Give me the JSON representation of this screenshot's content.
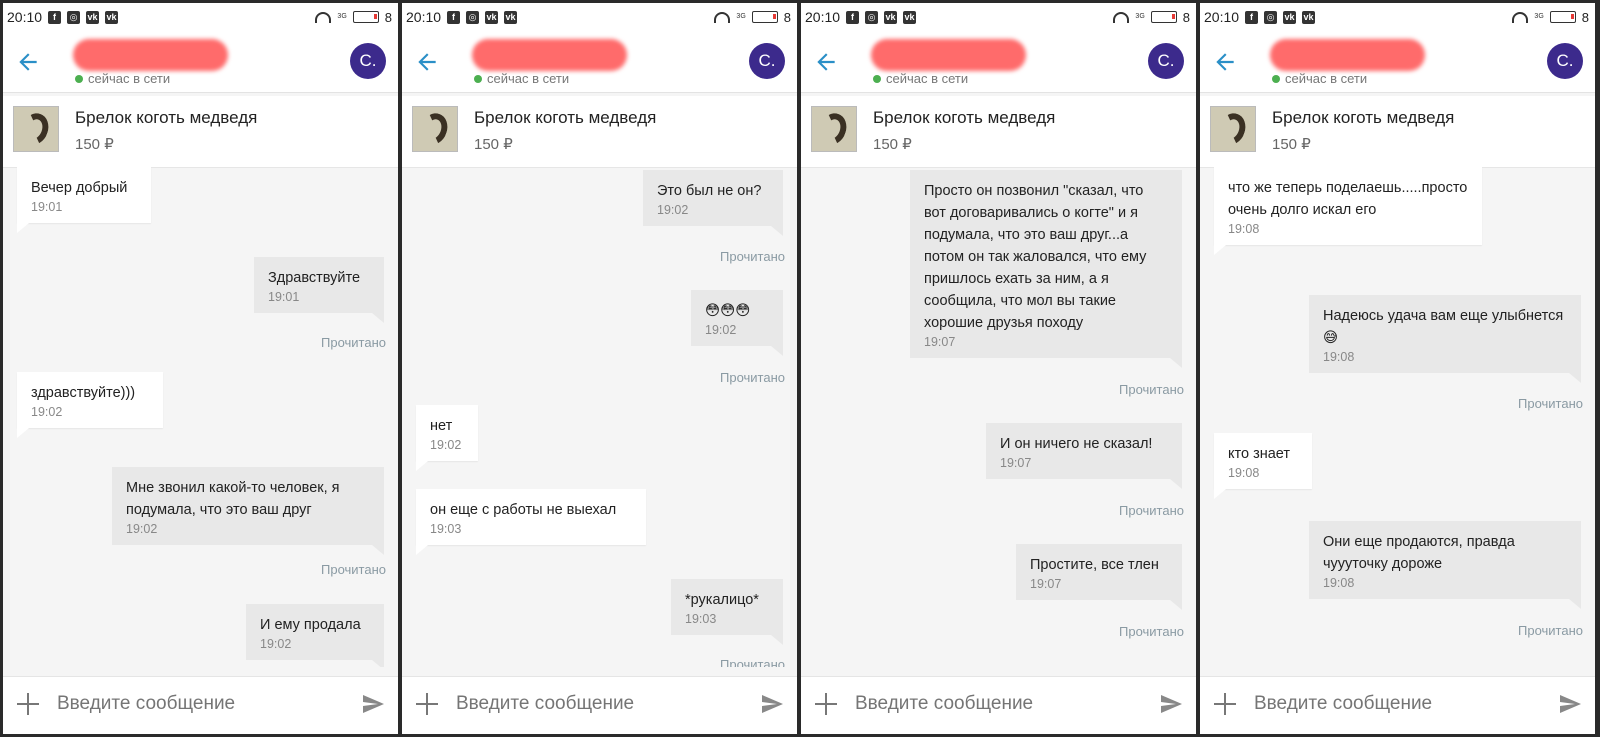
{
  "status": {
    "time": "20:10",
    "battery": "8",
    "net": "3G"
  },
  "header": {
    "status": "сейчас в сети",
    "avatar": "C."
  },
  "product": {
    "title": "Брелок коготь медведя",
    "price": "150 ₽"
  },
  "composer": {
    "placeholder": "Введите сообщение"
  },
  "read_label": "Прочитано",
  "panels": [
    {
      "messages": [
        {
          "dir": "in",
          "text": "Вечер добрый",
          "time": "19:01"
        },
        {
          "dir": "out",
          "text": "Здравствуйте",
          "time": "19:01",
          "read": true
        },
        {
          "dir": "in",
          "text": "здравствуйте)))",
          "time": "19:02"
        },
        {
          "dir": "out",
          "text": "Мне звонил какой-то человек, я подумала, что это ваш друг",
          "time": "19:02",
          "read": true
        },
        {
          "dir": "out",
          "text": "И ему продала",
          "time": "19:02"
        }
      ]
    },
    {
      "messages": [
        {
          "dir": "out",
          "text": "Это был не он?",
          "time": "19:02",
          "read": true
        },
        {
          "dir": "out",
          "text": "😳😳😳",
          "time": "19:02",
          "read": true
        },
        {
          "dir": "in",
          "text": "нет",
          "time": "19:02"
        },
        {
          "dir": "in",
          "text": "он еще с работы не выехал",
          "time": "19:03"
        },
        {
          "dir": "out",
          "text": "*рукалицо*",
          "time": "19:03",
          "read": true
        }
      ]
    },
    {
      "messages": [
        {
          "dir": "out",
          "text": "Просто он позвонил \"сказал, что вот договаривались о когте\" и я подумала, что это ваш друг...а потом он так жаловался, что ему пришлось ехать за ним, а я сообщила, что мол вы такие хорошие друзья походу",
          "time": "19:07",
          "read": true
        },
        {
          "dir": "out",
          "text": "И он ничего не сказал!",
          "time": "19:07",
          "read": true
        },
        {
          "dir": "out",
          "text": "Простите, все тлен",
          "time": "19:07",
          "read": true
        }
      ]
    },
    {
      "messages": [
        {
          "dir": "in",
          "text": "что же теперь поделаешь.....просто очень долго искал его",
          "time": "19:08"
        },
        {
          "dir": "out",
          "text": "Надеюсь удача вам еще улыбнется 😅",
          "time": "19:08",
          "read": true
        },
        {
          "dir": "in",
          "text": "кто знает",
          "time": "19:08"
        },
        {
          "dir": "out",
          "text": "Они еще продаются, правда чуууточку дороже",
          "time": "19:08",
          "read": true
        }
      ]
    }
  ]
}
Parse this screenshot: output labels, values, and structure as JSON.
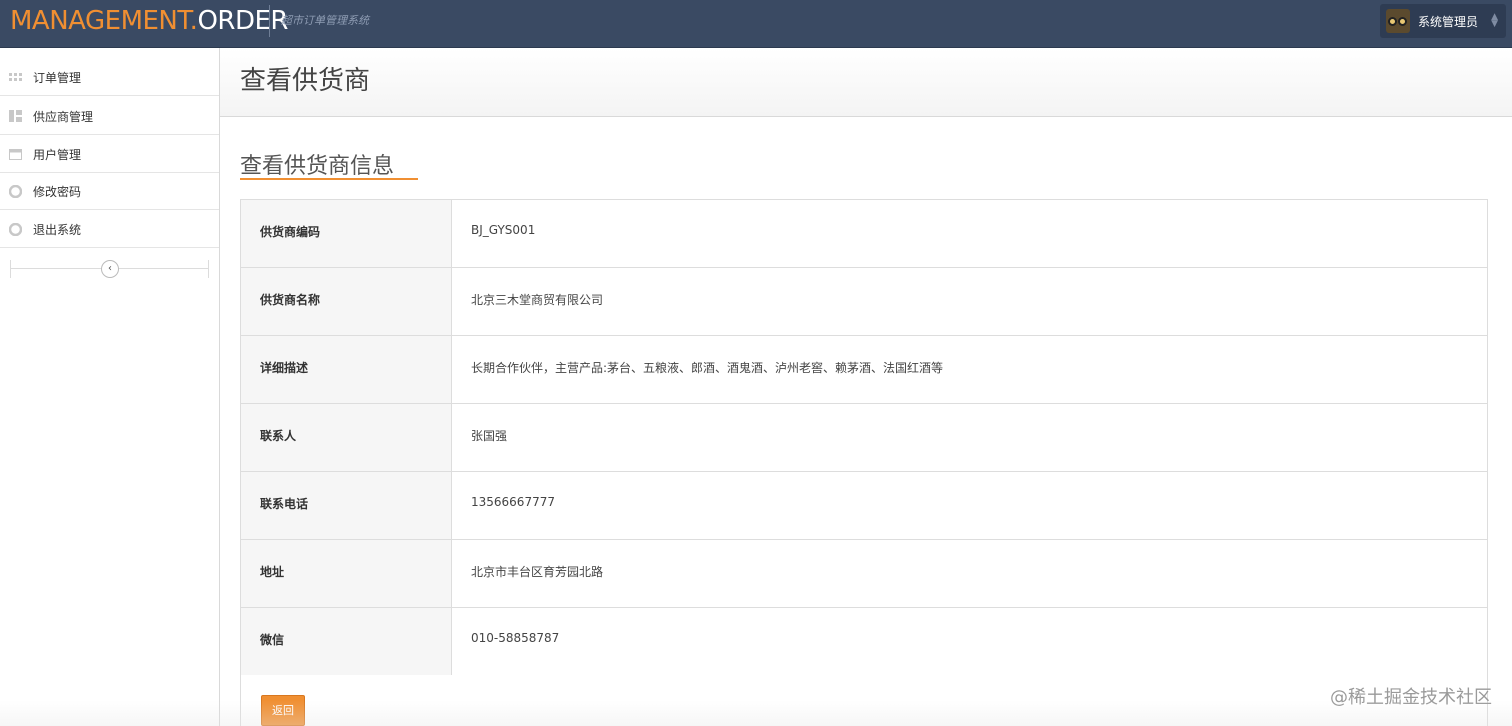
{
  "header": {
    "brand_part1": "MANAGEMENT.",
    "brand_part2": "ORDER",
    "subtitle": "超市订单管理系统",
    "user_name": "系统管理员",
    "colors": {
      "navbar": "#3a4a63",
      "accent": "#f08f32"
    }
  },
  "sidebar": {
    "items": [
      {
        "label": "订单管理",
        "icon": "grid-icon"
      },
      {
        "label": "供应商管理",
        "icon": "layout-icon"
      },
      {
        "label": "用户管理",
        "icon": "calendar-icon"
      },
      {
        "label": "修改密码",
        "icon": "lifebuoy-icon"
      },
      {
        "label": "退出系统",
        "icon": "lifebuoy-icon"
      }
    ],
    "collapse_icon": "chevron-left-icon"
  },
  "page": {
    "title": "查看供货商",
    "section_title": "查看供货商信息"
  },
  "supplier": {
    "rows": [
      {
        "label": "供货商编码",
        "value": "BJ_GYS001"
      },
      {
        "label": "供货商名称",
        "value": "北京三木堂商贸有限公司"
      },
      {
        "label": "详细描述",
        "value": "长期合作伙伴，主营产品:茅台、五粮液、郎酒、酒鬼酒、泸州老窖、赖茅酒、法国红酒等"
      },
      {
        "label": "联系人",
        "value": "张国强"
      },
      {
        "label": "联系电话",
        "value": "13566667777"
      },
      {
        "label": "地址",
        "value": "北京市丰台区育芳园北路"
      },
      {
        "label": "微信",
        "value": "010-58858787"
      }
    ]
  },
  "actions": {
    "back_label": "返回"
  },
  "watermark": "@稀土掘金技术社区"
}
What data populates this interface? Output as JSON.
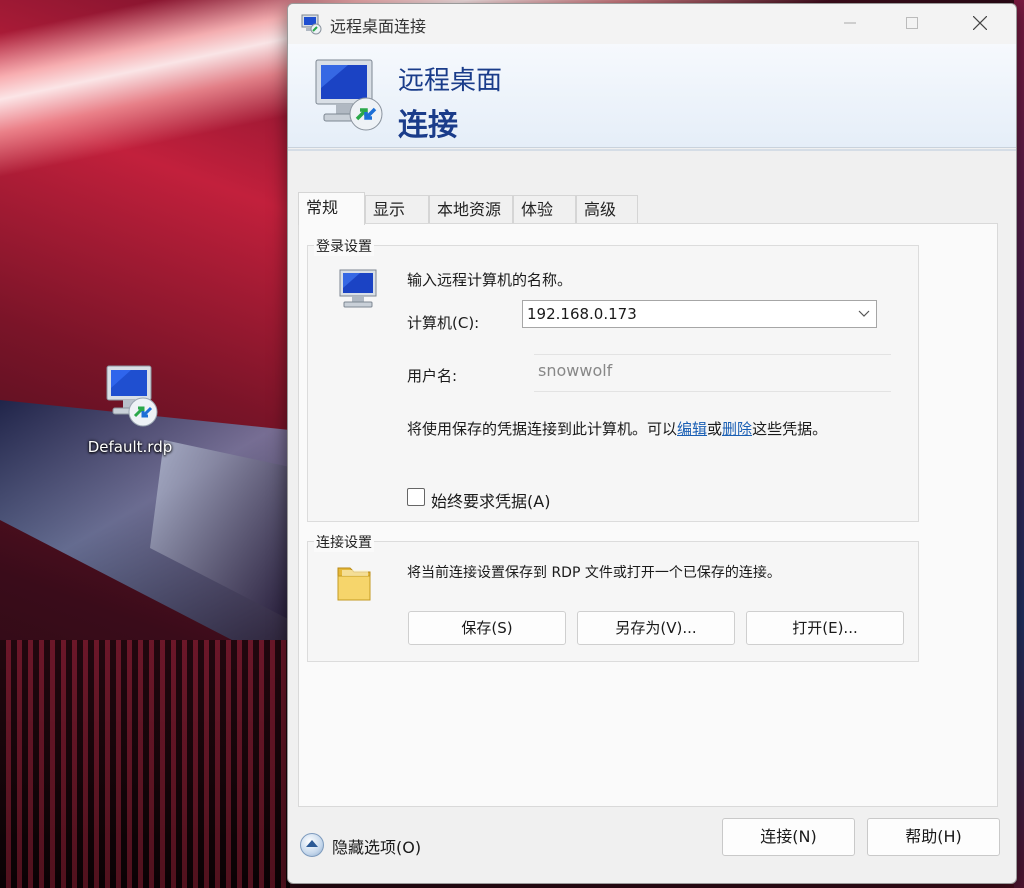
{
  "desktop": {
    "icon_label": "Default.rdp"
  },
  "window": {
    "title": "远程桌面连接",
    "banner_line1": "远程桌面",
    "banner_line2": "连接"
  },
  "tabs": [
    {
      "label": "常规",
      "active": true
    },
    {
      "label": "显示",
      "active": false
    },
    {
      "label": "本地资源",
      "active": false
    },
    {
      "label": "体验",
      "active": false
    },
    {
      "label": "高级",
      "active": false
    }
  ],
  "login": {
    "group_title": "登录设置",
    "instruction": "输入远程计算机的名称。",
    "computer_label": "计算机(C):",
    "computer_value": "192.168.0.173",
    "username_label": "用户名:",
    "username_value": "snowwolf",
    "cred_text_before": "将使用保存的凭据连接到此计算机。可以",
    "edit_link": "编辑",
    "or_text": "或",
    "delete_link": "删除",
    "cred_text_after": "这些凭据。",
    "always_ask_label": "始终要求凭据(A)",
    "always_ask_checked": false
  },
  "connection": {
    "group_title": "连接设置",
    "description": "将当前连接设置保存到 RDP 文件或打开一个已保存的连接。",
    "save_label": "保存(S)",
    "save_as_label": "另存为(V)...",
    "open_label": "打开(E)..."
  },
  "footer": {
    "hide_options_label": "隐藏选项(O)",
    "connect_label": "连接(N)",
    "help_label": "帮助(H)"
  },
  "icons": {
    "app": "remote-desktop-icon",
    "computer": "monitor-icon",
    "folder": "folder-icon",
    "minimize": "minimize-icon",
    "maximize": "maximize-icon",
    "close": "close-icon",
    "hide_options": "chevron-up-icon"
  },
  "colors": {
    "banner_text": "#1a3c8a",
    "link": "#1a5fb4"
  }
}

-*-*-

- The request -
Take the records above and transcribe them exactly, dropping every picture.

- Finished exercise -
Give me the JSON representation of this screenshot's content.
{
  "status": {
    "time": "20:10",
    "battery": "8",
    "net": "3G"
  },
  "header": {
    "status": "сейчас в сети",
    "avatar": "C."
  },
  "product": {
    "title": "Брелок коготь медведя",
    "price": "150 ₽"
  },
  "composer": {
    "placeholder": "Введите сообщение"
  },
  "read_label": "Прочитано",
  "panels": [
    {
      "messages": [
        {
          "dir": "in",
          "text": "Вечер добрый",
          "time": "19:01"
        },
        {
          "dir": "out",
          "text": "Здравствуйте",
          "time": "19:01",
          "read": true
        },
        {
          "dir": "in",
          "text": "здравствуйте)))",
          "time": "19:02"
        },
        {
          "dir": "out",
          "text": "Мне звонил какой-то человек, я подумала, что это ваш друг",
          "time": "19:02",
          "read": true
        },
        {
          "dir": "out",
          "text": "И ему продала",
          "time": "19:02"
        }
      ]
    },
    {
      "messages": [
        {
          "dir": "out",
          "text": "Это был не он?",
          "time": "19:02",
          "read": true
        },
        {
          "dir": "out",
          "text": "😳😳😳",
          "time": "19:02",
          "read": true
        },
        {
          "dir": "in",
          "text": "нет",
          "time": "19:02"
        },
        {
          "dir": "in",
          "text": "он еще с работы не выехал",
          "time": "19:03"
        },
        {
          "dir": "out",
          "text": "*рукалицо*",
          "time": "19:03",
          "read": true
        }
      ]
    },
    {
      "messages": [
        {
          "dir": "out",
          "text": "Просто он позвонил \"сказал, что вот договаривались о когте\" и я подумала, что это ваш друг...а потом он так жаловался, что ему пришлось ехать за ним, а я сообщила, что мол вы такие хорошие друзья походу",
          "time": "19:07",
          "read": true
        },
        {
          "dir": "out",
          "text": "И он ничего не сказал!",
          "time": "19:07",
          "read": true
        },
        {
          "dir": "out",
          "text": "Простите, все тлен",
          "time": "19:07",
          "read": true
        }
      ]
    },
    {
      "messages": [
        {
          "dir": "in",
          "text": "что же теперь поделаешь.....просто очень долго искал его",
          "time": "19:08"
        },
        {
          "dir": "out",
          "text": "Надеюсь удача вам еще улыбнется 😅",
          "time": "19:08",
          "read": true
        },
        {
          "dir": "in",
          "text": "кто знает",
          "time": "19:08"
        },
        {
          "dir": "out",
          "text": "Они еще продаются, правда чуууточку дороже",
          "time": "19:08",
          "read": true
        }
      ]
    }
  ]
}
Parse this screenshot: output labels, values, and structure as JSON.
{
  "header": {
    "brand_part1": "MANAGEMENT.",
    "brand_part2": "ORDER",
    "subtitle": "超市订单管理系统",
    "user_name": "系统管理员",
    "colors": {
      "navbar": "#3a4a63",
      "accent": "#f08f32"
    }
  },
  "sidebar": {
    "items": [
      {
        "label": "订单管理",
        "icon": "grid-icon"
      },
      {
        "label": "供应商管理",
        "icon": "layout-icon"
      },
      {
        "label": "用户管理",
        "icon": "calendar-icon"
      },
      {
        "label": "修改密码",
        "icon": "lifebuoy-icon"
      },
      {
        "label": "退出系统",
        "icon": "lifebuoy-icon"
      }
    ],
    "collapse_icon": "chevron-left-icon"
  },
  "page": {
    "title": "查看供货商",
    "section_title": "查看供货商信息"
  },
  "supplier": {
    "rows": [
      {
        "label": "供货商编码",
        "value": "BJ_GYS001"
      },
      {
        "label": "供货商名称",
        "value": "北京三木堂商贸有限公司"
      },
      {
        "label": "详细描述",
        "value": "长期合作伙伴，主营产品:茅台、五粮液、郎酒、酒鬼酒、泸州老窖、赖茅酒、法国红酒等"
      },
      {
        "label": "联系人",
        "value": "张国强"
      },
      {
        "label": "联系电话",
        "value": "13566667777"
      },
      {
        "label": "地址",
        "value": "北京市丰台区育芳园北路"
      },
      {
        "label": "微信",
        "value": "010-58858787"
      }
    ]
  },
  "actions": {
    "back_label": "返回"
  },
  "watermark": "@稀土掘金技术社区"
}
What data populates this interface? Output as JSON.
{
  "desktop": {
    "icon_label": "Default.rdp"
  },
  "window": {
    "title": "远程桌面连接",
    "banner_line1": "远程桌面",
    "banner_line2": "连接"
  },
  "tabs": [
    {
      "label": "常规",
      "active": true
    },
    {
      "label": "显示",
      "active": false
    },
    {
      "label": "本地资源",
      "active": false
    },
    {
      "label": "体验",
      "active": false
    },
    {
      "label": "高级",
      "active": false
    }
  ],
  "login": {
    "group_title": "登录设置",
    "instruction": "输入远程计算机的名称。",
    "computer_label": "计算机(C):",
    "computer_value": "192.168.0.173",
    "username_label": "用户名:",
    "username_value": "snowwolf",
    "cred_text_before": "将使用保存的凭据连接到此计算机。可以",
    "edit_link": "编辑",
    "or_text": "或",
    "delete_link": "删除",
    "cred_text_after": "这些凭据。",
    "always_ask_label": "始终要求凭据(A)",
    "always_ask_checked": false
  },
  "connection": {
    "group_title": "连接设置",
    "description": "将当前连接设置保存到 RDP 文件或打开一个已保存的连接。",
    "save_label": "保存(S)",
    "save_as_label": "另存为(V)...",
    "open_label": "打开(E)..."
  },
  "footer": {
    "hide_options_label": "隐藏选项(O)",
    "connect_label": "连接(N)",
    "help_label": "帮助(H)"
  },
  "icons": {
    "app": "remote-desktop-icon",
    "computer": "monitor-icon",
    "folder": "folder-icon",
    "minimize": "minimize-icon",
    "maximize": "maximize-icon",
    "close": "close-icon",
    "hide_options": "chevron-up-icon"
  },
  "colors": {
    "banner_text": "#1a3c8a",
    "link": "#1a5fb4"
  }
}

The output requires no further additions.